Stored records

..............................

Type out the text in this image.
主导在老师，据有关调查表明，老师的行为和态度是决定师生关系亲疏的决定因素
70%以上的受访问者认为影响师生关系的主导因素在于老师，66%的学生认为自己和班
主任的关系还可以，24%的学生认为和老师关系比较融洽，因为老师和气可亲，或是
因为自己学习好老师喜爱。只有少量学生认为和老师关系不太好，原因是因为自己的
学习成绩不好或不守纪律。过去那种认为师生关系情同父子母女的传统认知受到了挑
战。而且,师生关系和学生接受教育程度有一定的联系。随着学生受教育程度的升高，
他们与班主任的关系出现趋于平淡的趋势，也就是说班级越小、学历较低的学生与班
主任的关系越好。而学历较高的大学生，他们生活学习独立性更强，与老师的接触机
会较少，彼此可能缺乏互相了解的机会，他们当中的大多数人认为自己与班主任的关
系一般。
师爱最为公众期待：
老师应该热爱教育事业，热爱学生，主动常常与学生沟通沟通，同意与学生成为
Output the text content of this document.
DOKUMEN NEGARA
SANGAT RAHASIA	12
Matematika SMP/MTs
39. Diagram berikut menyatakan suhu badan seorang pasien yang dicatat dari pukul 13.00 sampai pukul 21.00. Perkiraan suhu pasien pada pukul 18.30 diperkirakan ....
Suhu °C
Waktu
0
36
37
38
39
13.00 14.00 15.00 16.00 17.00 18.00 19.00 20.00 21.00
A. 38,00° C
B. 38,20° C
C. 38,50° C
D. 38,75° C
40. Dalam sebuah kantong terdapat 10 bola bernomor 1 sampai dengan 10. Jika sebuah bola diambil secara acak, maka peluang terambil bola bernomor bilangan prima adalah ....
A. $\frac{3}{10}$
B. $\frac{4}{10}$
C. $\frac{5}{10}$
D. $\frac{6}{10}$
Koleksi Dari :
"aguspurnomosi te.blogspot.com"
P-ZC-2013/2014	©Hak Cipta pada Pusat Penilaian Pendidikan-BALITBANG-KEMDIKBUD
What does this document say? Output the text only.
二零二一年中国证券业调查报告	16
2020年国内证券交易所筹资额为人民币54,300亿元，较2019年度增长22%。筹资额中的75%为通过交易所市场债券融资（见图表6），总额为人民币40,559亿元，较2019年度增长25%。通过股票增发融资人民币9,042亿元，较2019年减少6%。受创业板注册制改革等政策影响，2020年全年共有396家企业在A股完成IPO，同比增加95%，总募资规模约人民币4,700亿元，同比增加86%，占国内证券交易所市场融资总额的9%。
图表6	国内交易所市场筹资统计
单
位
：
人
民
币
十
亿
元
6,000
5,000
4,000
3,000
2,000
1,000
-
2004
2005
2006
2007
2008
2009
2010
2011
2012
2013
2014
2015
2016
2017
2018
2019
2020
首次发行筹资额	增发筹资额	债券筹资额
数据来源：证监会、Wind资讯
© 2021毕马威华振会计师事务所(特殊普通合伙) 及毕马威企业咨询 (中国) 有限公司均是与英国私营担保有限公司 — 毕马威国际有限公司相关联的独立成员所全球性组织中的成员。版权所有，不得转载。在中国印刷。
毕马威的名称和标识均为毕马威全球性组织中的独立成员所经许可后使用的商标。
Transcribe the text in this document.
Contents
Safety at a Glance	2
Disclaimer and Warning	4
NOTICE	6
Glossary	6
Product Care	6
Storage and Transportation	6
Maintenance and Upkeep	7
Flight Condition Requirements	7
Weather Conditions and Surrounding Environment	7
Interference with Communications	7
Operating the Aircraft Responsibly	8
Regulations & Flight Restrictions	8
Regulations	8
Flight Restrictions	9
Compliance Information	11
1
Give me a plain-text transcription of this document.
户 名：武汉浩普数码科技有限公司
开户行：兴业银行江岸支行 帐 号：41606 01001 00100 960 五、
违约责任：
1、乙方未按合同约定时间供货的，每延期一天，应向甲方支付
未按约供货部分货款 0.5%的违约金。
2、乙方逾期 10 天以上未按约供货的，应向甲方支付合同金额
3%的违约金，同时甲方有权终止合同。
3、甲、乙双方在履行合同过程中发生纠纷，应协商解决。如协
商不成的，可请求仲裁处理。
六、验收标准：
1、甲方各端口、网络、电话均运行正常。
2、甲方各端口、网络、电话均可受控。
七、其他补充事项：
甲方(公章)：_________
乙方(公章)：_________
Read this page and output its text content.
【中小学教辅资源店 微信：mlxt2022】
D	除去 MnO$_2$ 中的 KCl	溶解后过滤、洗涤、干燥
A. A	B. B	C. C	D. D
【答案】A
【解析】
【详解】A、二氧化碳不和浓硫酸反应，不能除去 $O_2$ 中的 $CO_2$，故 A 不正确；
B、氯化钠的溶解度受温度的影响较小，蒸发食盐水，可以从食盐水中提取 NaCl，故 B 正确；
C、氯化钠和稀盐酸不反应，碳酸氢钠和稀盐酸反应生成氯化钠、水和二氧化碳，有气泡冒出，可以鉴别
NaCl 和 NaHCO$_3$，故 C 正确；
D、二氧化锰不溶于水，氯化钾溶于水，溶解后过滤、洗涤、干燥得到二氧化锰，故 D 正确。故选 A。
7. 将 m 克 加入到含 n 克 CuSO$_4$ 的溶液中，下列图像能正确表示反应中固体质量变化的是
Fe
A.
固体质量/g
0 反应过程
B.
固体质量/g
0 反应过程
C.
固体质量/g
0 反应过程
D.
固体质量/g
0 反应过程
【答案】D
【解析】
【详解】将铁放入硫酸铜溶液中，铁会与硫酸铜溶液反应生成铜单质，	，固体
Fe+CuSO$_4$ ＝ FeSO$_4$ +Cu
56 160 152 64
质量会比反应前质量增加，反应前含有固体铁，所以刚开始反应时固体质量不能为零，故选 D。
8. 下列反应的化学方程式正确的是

..............................

What is being asked
Copy all lines of the listing above that contain the string "溶解后过滤".

Exercise output
D	除去 MnO$_2$ 中的 KCl	溶解后过滤、洗涤、干燥
D、二氧化锰不溶于水，氯化钾溶于水，溶解后过滤、洗涤、干燥得到二氧化锰，故 D 正确。故选 A。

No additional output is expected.